SET TASK:
Transcribe every line of the items below verbatim, leaving out the pictures.

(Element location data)
+---+
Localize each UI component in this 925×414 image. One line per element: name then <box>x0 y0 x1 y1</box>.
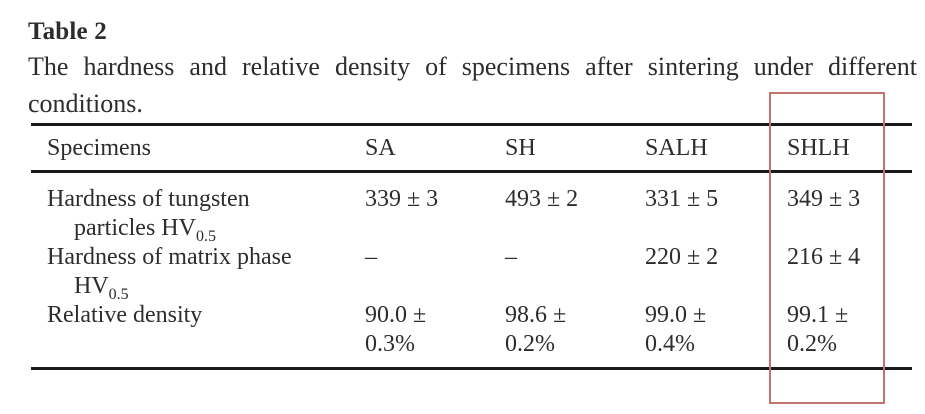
column-header-salh: SALH <box>645 134 708 161</box>
row-label: Hardness of matrix phase HV0.5 <box>31 243 365 303</box>
table-header-row: Specimens SA SH SALH SHLH <box>31 126 912 173</box>
hv-subscript: 0.5 <box>108 285 129 303</box>
table-row-relative-density: Relative density 90.0 ± 0.3% 98.6 ± 0.2%… <box>31 301 912 359</box>
column-header-specimens: Specimens <box>47 134 151 161</box>
column-header-sa: SA <box>365 134 396 161</box>
cell-value-line-1: – <box>505 244 517 270</box>
data-table: Specimens SA SH SALH SHLH Hardness of tu… <box>31 123 912 370</box>
cell-value-line-1: 339 ± 3 <box>365 186 439 212</box>
cell-value-line-1: 331 ± 5 <box>645 186 719 212</box>
row-label: Relative density <box>31 301 365 359</box>
cell-value-line-1: – <box>365 244 377 270</box>
row-label-line-2: particles HV0.5 <box>47 214 365 245</box>
row-label: Hardness of tungsten particles HV0.5 <box>31 185 365 245</box>
cell-value: 98.6 ± 0.2% <box>505 301 645 359</box>
cell-value-line-1: 349 ± 3 <box>787 186 861 212</box>
cell-value: – <box>365 243 505 301</box>
cell-value: – <box>505 243 645 301</box>
cell-value-line-1: 99.1 ± <box>787 302 849 328</box>
row-label-line-2: HV0.5 <box>47 272 365 303</box>
row-label-line-1: Hardness of matrix phase <box>47 244 292 270</box>
cell-value-line-2: 0.2% <box>505 331 555 357</box>
cell-value: 331 ± 5 <box>645 185 787 243</box>
table-title: Table 2 <box>28 18 107 45</box>
cell-value: 493 ± 2 <box>505 185 645 243</box>
table-row-matrix-hardness: Hardness of matrix phase HV0.5 – – 220 ±… <box>31 243 912 303</box>
cell-value: 216 ± 4 <box>787 243 912 301</box>
cell-value: 220 ± 2 <box>645 243 787 301</box>
column-header-shlh: SHLH <box>787 134 850 161</box>
row-label-line-2-text: particles HV <box>74 215 196 241</box>
hv-subscript: 0.5 <box>195 227 216 245</box>
table-caption-line-1: The hardness and relative density of spe… <box>28 52 917 81</box>
cell-value-line-2: 0.2% <box>787 331 837 357</box>
table-body: Hardness of tungsten particles HV0.5 339… <box>31 173 912 367</box>
cell-value-line-2: 0.3% <box>365 331 415 357</box>
table-row-tungsten-hardness: Hardness of tungsten particles HV0.5 339… <box>31 185 912 245</box>
cell-value-line-1: 493 ± 2 <box>505 186 579 212</box>
cell-value-line-1: 98.6 ± <box>505 302 567 328</box>
table-caption-line-2: conditions. <box>28 89 143 118</box>
cell-value-line-1: 90.0 ± <box>365 302 427 328</box>
cell-value: 99.0 ± 0.4% <box>645 301 787 359</box>
cell-value: 349 ± 3 <box>787 185 912 243</box>
column-header-sh: SH <box>505 134 536 161</box>
cell-value-line-2: 0.4% <box>645 331 695 357</box>
cell-value: 339 ± 3 <box>365 185 505 243</box>
row-label-line-1: Relative density <box>47 302 203 328</box>
cell-value: 90.0 ± 0.3% <box>365 301 505 359</box>
cell-value: 99.1 ± 0.2% <box>787 301 912 359</box>
row-label-line-1: Hardness of tungsten <box>47 186 250 212</box>
row-label-line-2-text: HV <box>74 273 109 299</box>
cell-value-line-1: 99.0 ± <box>645 302 707 328</box>
cell-value-line-1: 216 ± 4 <box>787 244 861 270</box>
cell-value-line-1: 220 ± 2 <box>645 244 719 270</box>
+---+
TASK ANSWER:
Localize each UI component in this 925×414 image. One line per element: name then <box>x0 y0 x1 y1</box>.
column-header-salh: SALH <box>645 134 708 161</box>
row-label: Hardness of matrix phase HV0.5 <box>31 243 365 303</box>
table-header-row: Specimens SA SH SALH SHLH <box>31 126 912 173</box>
hv-subscript: 0.5 <box>108 285 129 303</box>
table-row-relative-density: Relative density 90.0 ± 0.3% 98.6 ± 0.2%… <box>31 301 912 359</box>
column-header-specimens: Specimens <box>47 134 151 161</box>
column-header-sa: SA <box>365 134 396 161</box>
cell-value-line-1: – <box>505 244 517 270</box>
data-table: Specimens SA SH SALH SHLH Hardness of tu… <box>31 123 912 370</box>
cell-value-line-1: 339 ± 3 <box>365 186 439 212</box>
cell-value-line-1: 331 ± 5 <box>645 186 719 212</box>
row-label: Relative density <box>31 301 365 359</box>
cell-value-line-1: – <box>365 244 377 270</box>
row-label-line-2: particles HV0.5 <box>47 214 365 245</box>
row-label: Hardness of tungsten particles HV0.5 <box>31 185 365 245</box>
cell-value: 98.6 ± 0.2% <box>505 301 645 359</box>
cell-value-line-1: 349 ± 3 <box>787 186 861 212</box>
cell-value: – <box>365 243 505 301</box>
cell-value: – <box>505 243 645 301</box>
cell-value-line-1: 99.1 ± <box>787 302 849 328</box>
row-label-line-2: HV0.5 <box>47 272 365 303</box>
row-label-line-1: Hardness of matrix phase <box>47 244 292 270</box>
cell-value-line-2: 0.2% <box>505 331 555 357</box>
cell-value: 331 ± 5 <box>645 185 787 243</box>
table-title: Table 2 <box>28 18 107 45</box>
cell-value: 493 ± 2 <box>505 185 645 243</box>
table-row-matrix-hardness: Hardness of matrix phase HV0.5 – – 220 ±… <box>31 243 912 303</box>
cell-value: 216 ± 4 <box>787 243 912 301</box>
cell-value: 220 ± 2 <box>645 243 787 301</box>
column-header-shlh: SHLH <box>787 134 850 161</box>
row-label-line-2-text: particles HV <box>74 215 196 241</box>
hv-subscript: 0.5 <box>195 227 216 245</box>
table-caption-line-1: The hardness and relative density of spe… <box>28 52 917 81</box>
cell-value-line-2: 0.2% <box>787 331 837 357</box>
table-body: Hardness of tungsten particles HV0.5 339… <box>31 173 912 367</box>
cell-value-line-2: 0.3% <box>365 331 415 357</box>
table-row-tungsten-hardness: Hardness of tungsten particles HV0.5 339… <box>31 185 912 245</box>
cell-value-line-1: 493 ± 2 <box>505 186 579 212</box>
cell-value-line-1: 98.6 ± <box>505 302 567 328</box>
table-caption-line-2: conditions. <box>28 89 143 118</box>
cell-value-line-1: 90.0 ± <box>365 302 427 328</box>
cell-value: 99.0 ± 0.4% <box>645 301 787 359</box>
cell-value: 349 ± 3 <box>787 185 912 243</box>
column-header-sh: SH <box>505 134 536 161</box>
cell-value-line-2: 0.4% <box>645 331 695 357</box>
cell-value: 339 ± 3 <box>365 185 505 243</box>
row-label-line-1: Relative density <box>47 302 203 328</box>
cell-value: 90.0 ± 0.3% <box>365 301 505 359</box>
cell-value: 99.1 ± 0.2% <box>787 301 912 359</box>
row-label-line-1: Hardness of tungsten <box>47 186 250 212</box>
row-label-line-2-text: HV <box>74 273 109 299</box>
cell-value-line-1: 99.0 ± <box>645 302 707 328</box>
cell-value-line-1: 216 ± 4 <box>787 244 861 270</box>
cell-value-line-1: 220 ± 2 <box>645 244 719 270</box>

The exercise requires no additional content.